→ **PROBLEM**
Take the data below and repeat it exactly.
# GIVEN DATA start
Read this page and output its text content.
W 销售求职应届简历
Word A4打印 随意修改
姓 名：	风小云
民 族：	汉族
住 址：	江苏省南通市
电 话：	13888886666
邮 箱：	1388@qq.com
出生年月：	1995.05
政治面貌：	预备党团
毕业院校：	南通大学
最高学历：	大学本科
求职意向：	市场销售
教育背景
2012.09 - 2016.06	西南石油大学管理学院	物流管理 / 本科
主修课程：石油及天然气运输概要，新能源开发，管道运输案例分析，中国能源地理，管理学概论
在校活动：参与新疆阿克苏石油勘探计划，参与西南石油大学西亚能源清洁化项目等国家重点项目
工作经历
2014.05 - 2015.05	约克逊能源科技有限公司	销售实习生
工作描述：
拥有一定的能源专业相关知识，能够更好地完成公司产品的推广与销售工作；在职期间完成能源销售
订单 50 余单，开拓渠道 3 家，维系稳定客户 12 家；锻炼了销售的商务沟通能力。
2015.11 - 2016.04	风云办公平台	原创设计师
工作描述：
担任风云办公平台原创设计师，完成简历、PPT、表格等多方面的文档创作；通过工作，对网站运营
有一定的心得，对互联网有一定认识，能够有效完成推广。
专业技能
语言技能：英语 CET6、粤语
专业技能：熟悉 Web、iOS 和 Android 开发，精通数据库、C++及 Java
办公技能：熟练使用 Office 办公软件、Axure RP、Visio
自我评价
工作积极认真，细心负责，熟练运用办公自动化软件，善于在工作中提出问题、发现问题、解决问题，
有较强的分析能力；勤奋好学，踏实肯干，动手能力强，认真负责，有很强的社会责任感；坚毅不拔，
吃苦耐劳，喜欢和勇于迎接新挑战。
# GIVEN DATA end
→ **TASK RESULT**
Read this page and output its text content.
W 销售求职应届简历
Word A4打印 随意修改
姓 名：	风小云
民 族：	汉族
住 址：	江苏省南通市
电 话：	13888886666
邮 箱：	1388@qq.com
出生年月：	1995.05
政治面貌：	预备党团
毕业院校：	南通大学
最高学历：	大学本科
求职意向：	市场销售
教育背景
2012.09 - 2016.06	西南石油大学管理学院	物流管理 / 本科
主修课程：石油及天然气运输概要，新能源开发，管道运输案例分析，中国能源地理，管理学概论
在校活动：参与新疆阿克苏石油勘探计划，参与西南石油大学西亚能源清洁化项目等国家重点项目
工作经历
2014.05 - 2015.05	约克逊能源科技有限公司	销售实习生
工作描述：
拥有一定的能源专业相关知识，能够更好地完成公司产品的推广与销售工作；在职期间完成能源销售
订单 50 余单，开拓渠道 3 家，维系稳定客户 12 家；锻炼了销售的商务沟通能力。
2015.11 - 2016.04	风云办公平台	原创设计师
工作描述：
担任风云办公平台原创设计师，完成简历、PPT、表格等多方面的文档创作；通过工作，对网站运营
有一定的心得，对互联网有一定认识，能够有效完成推广。
专业技能
语言技能：英语 CET6、粤语
专业技能：熟悉 Web、iOS 和 Android 开发，精通数据库、C++及 Java
办公技能：熟练使用 Office 办公软件、Axure RP、Visio
自我评价
工作积极认真，细心负责，熟练运用办公自动化软件，善于在工作中提出问题、发现问题、解决问题，
有较强的分析能力；勤奋好学，踏实肯干，动手能力强，认真负责，有很强的社会责任感；坚毅不拔，
吃苦耐劳，喜欢和勇于迎接新挑战。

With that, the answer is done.